+++ Input for this task

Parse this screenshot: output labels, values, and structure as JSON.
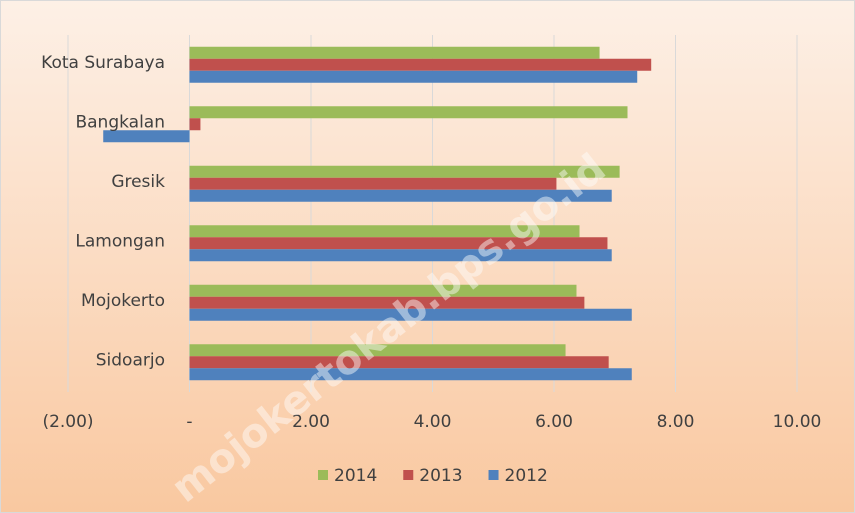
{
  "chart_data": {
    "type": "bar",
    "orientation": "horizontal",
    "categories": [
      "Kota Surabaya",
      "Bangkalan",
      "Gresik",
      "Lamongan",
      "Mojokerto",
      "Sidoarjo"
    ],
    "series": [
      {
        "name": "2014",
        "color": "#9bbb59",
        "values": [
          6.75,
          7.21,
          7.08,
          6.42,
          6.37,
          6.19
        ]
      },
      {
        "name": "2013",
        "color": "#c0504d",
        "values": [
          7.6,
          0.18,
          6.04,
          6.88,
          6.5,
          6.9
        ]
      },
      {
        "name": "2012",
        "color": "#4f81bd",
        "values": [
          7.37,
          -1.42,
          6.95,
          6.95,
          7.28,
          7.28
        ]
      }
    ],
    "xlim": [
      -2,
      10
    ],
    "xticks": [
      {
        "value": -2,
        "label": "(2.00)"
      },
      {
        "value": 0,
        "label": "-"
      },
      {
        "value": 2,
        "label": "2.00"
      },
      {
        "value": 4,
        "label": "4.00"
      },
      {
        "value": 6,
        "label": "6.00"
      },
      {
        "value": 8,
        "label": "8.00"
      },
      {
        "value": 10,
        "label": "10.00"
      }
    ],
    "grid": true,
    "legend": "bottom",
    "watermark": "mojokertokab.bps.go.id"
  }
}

++++++
+++ Input for this task

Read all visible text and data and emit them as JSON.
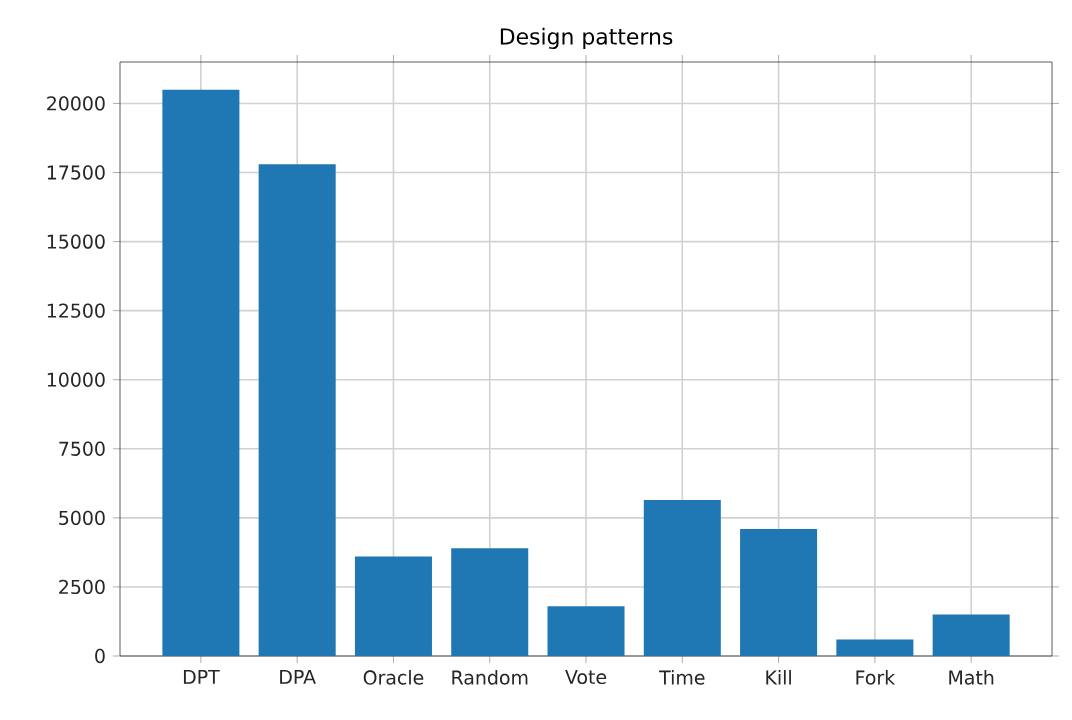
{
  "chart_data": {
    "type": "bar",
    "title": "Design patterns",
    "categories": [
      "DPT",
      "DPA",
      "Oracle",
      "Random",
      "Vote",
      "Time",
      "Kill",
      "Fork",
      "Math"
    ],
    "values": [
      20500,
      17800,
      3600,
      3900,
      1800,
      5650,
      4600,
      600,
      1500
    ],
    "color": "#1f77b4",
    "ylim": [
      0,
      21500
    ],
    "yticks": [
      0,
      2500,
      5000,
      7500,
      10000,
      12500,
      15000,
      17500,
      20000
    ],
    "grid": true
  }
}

++++++
+++ Input for this task

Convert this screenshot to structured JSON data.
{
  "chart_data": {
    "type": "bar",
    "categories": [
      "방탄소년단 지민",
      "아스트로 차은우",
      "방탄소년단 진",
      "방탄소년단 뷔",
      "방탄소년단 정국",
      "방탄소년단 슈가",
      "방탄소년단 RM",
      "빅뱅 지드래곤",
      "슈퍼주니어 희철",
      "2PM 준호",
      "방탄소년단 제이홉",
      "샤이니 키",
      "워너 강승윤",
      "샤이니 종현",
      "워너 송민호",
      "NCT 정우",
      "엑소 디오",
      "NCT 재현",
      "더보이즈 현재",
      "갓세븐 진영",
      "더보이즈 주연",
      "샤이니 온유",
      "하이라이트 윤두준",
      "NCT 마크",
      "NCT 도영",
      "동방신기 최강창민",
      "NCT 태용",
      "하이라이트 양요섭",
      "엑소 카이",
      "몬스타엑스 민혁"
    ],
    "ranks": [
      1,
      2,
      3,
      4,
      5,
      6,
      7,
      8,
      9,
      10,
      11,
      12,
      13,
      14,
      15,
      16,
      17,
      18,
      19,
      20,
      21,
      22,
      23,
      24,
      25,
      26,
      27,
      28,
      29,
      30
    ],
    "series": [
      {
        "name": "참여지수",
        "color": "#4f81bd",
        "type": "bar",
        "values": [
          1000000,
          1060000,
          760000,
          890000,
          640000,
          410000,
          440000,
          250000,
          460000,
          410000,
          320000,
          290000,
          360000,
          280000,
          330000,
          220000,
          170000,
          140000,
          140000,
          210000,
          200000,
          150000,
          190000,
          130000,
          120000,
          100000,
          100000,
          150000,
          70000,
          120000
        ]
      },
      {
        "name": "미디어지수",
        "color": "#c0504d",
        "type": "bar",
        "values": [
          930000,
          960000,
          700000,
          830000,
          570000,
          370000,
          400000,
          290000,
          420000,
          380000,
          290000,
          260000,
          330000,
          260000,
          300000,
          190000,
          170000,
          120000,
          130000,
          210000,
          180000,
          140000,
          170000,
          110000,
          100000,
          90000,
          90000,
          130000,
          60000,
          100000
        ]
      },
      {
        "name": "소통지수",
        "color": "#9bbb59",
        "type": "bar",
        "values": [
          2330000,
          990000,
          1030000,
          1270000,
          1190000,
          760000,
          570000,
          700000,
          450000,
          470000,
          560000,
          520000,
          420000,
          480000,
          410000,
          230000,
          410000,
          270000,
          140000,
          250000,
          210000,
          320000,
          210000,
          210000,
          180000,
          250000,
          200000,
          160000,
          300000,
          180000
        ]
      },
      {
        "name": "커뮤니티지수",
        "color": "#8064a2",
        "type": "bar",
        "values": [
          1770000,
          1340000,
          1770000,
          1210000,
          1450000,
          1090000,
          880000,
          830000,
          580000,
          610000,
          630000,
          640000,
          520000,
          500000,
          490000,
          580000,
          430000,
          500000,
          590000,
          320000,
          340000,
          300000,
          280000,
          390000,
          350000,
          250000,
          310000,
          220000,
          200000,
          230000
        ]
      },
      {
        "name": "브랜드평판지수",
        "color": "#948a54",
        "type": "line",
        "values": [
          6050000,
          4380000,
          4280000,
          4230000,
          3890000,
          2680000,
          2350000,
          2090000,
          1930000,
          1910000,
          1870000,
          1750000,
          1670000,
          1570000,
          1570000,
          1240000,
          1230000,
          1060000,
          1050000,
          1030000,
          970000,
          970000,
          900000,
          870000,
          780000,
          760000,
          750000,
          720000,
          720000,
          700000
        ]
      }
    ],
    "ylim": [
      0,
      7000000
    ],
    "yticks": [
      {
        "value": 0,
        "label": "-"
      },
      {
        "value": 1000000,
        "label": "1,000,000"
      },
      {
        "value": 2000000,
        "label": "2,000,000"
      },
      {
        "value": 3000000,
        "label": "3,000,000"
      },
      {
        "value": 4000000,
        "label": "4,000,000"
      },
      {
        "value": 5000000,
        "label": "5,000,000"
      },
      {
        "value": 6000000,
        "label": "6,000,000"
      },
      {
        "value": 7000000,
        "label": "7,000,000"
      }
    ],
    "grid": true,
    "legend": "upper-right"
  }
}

++++++

### Problem description
From the data, pick out every line that includes "JSON".

### The result
Parse this screenshot: output labels, values, and structure as JSON.
Read all visible text and data and emit them as JSON.
Convert this screenshot to structured JSON data.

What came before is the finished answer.